[Records that describe figures]
============================================================

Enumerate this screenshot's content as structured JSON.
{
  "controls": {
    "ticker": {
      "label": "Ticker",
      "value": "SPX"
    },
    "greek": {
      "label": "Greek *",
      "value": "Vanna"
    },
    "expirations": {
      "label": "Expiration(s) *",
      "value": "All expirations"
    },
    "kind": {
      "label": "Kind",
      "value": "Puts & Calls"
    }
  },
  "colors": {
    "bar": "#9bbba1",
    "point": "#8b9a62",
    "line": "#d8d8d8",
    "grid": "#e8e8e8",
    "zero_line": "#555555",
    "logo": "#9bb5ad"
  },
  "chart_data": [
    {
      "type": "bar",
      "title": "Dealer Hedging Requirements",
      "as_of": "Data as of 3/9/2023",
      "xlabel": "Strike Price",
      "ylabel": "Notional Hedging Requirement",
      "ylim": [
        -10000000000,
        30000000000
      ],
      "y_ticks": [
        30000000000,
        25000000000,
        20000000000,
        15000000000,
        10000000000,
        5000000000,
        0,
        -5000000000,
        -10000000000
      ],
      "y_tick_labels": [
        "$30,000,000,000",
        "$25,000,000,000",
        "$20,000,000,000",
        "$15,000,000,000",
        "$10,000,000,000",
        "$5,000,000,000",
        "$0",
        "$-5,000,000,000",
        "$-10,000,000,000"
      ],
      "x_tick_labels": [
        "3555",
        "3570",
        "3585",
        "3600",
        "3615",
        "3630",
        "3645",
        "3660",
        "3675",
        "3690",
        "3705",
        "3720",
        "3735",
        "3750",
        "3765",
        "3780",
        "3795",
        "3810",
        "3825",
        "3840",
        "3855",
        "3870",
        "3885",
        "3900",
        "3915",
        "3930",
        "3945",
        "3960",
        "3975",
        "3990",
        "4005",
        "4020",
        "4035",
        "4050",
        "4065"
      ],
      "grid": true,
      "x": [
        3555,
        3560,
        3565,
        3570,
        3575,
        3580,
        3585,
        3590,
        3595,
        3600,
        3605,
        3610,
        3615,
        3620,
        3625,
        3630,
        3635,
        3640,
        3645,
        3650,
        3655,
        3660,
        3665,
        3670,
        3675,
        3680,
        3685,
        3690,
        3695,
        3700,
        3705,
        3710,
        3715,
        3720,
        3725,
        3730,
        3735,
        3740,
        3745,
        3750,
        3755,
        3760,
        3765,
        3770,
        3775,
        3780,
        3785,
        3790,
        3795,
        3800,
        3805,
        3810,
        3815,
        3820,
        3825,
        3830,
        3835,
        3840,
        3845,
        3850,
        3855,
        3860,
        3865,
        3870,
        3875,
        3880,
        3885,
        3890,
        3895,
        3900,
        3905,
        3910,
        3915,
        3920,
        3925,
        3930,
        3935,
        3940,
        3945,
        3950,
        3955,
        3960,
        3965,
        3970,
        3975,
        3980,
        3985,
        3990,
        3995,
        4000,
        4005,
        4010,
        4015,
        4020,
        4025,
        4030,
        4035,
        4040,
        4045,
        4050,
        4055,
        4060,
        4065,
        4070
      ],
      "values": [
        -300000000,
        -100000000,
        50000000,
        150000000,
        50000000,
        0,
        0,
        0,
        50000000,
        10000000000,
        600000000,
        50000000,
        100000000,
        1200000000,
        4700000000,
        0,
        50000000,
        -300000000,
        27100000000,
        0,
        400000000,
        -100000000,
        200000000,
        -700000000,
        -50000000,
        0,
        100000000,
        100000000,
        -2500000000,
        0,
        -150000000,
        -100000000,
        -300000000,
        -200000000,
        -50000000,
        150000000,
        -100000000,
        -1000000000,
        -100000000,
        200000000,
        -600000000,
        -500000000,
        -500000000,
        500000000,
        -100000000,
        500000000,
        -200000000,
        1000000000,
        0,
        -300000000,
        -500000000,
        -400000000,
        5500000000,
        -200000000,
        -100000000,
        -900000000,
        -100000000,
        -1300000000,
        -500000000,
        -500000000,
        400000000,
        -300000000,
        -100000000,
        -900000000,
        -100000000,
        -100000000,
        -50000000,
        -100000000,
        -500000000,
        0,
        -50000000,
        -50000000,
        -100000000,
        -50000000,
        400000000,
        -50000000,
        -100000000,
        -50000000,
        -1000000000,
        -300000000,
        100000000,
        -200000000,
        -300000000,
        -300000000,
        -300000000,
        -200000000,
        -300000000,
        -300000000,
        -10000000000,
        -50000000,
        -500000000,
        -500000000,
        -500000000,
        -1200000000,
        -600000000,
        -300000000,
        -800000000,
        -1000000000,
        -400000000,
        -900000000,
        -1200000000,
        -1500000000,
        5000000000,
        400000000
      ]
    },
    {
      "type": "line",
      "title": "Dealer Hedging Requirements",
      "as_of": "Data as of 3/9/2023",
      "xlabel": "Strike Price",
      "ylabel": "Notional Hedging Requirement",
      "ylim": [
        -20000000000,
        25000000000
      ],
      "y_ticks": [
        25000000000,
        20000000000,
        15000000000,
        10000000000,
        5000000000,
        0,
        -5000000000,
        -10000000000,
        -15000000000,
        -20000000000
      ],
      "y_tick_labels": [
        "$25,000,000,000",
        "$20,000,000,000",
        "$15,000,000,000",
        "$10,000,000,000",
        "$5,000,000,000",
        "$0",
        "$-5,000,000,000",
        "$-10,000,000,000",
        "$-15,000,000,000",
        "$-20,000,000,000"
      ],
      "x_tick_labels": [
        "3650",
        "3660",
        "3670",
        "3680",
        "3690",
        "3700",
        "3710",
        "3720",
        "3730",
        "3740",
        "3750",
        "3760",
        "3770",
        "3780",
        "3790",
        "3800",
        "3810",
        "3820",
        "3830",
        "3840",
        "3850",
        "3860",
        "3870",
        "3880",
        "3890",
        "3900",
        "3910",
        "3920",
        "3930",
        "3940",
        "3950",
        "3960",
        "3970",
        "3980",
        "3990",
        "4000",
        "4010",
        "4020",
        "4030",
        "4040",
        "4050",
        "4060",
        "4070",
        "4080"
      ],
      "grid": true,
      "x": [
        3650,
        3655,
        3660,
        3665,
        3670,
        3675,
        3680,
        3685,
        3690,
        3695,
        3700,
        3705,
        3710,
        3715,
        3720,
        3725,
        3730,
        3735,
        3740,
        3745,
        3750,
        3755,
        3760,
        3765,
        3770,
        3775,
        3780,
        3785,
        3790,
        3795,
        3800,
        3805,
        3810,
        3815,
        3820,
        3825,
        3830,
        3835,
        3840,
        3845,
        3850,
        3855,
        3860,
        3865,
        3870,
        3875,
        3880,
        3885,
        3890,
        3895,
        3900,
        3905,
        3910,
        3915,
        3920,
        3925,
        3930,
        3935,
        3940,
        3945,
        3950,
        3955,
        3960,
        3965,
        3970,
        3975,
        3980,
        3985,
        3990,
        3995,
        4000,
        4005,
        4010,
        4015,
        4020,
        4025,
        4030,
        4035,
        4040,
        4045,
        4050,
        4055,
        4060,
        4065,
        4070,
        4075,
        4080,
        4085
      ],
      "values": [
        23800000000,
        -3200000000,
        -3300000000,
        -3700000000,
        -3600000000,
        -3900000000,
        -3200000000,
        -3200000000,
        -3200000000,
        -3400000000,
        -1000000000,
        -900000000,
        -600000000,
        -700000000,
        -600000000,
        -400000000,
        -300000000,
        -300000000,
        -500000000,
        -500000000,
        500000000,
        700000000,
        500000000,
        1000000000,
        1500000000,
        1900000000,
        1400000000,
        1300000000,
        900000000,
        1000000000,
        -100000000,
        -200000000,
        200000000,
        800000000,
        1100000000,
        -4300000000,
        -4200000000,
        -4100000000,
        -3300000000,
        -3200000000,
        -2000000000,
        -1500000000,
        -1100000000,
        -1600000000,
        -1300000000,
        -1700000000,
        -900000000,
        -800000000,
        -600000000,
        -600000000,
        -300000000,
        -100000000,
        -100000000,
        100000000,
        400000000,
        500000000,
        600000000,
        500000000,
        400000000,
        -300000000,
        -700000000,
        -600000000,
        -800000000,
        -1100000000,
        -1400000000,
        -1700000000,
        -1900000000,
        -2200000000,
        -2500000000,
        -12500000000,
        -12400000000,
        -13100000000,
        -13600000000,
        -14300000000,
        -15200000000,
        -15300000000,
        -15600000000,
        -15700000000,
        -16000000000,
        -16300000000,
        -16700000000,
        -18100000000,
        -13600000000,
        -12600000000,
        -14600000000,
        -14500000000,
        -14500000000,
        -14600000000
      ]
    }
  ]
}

============================================================

State only the number of lines in these entries that contain "expirations".

▶ **CORRECT RESULT**:
2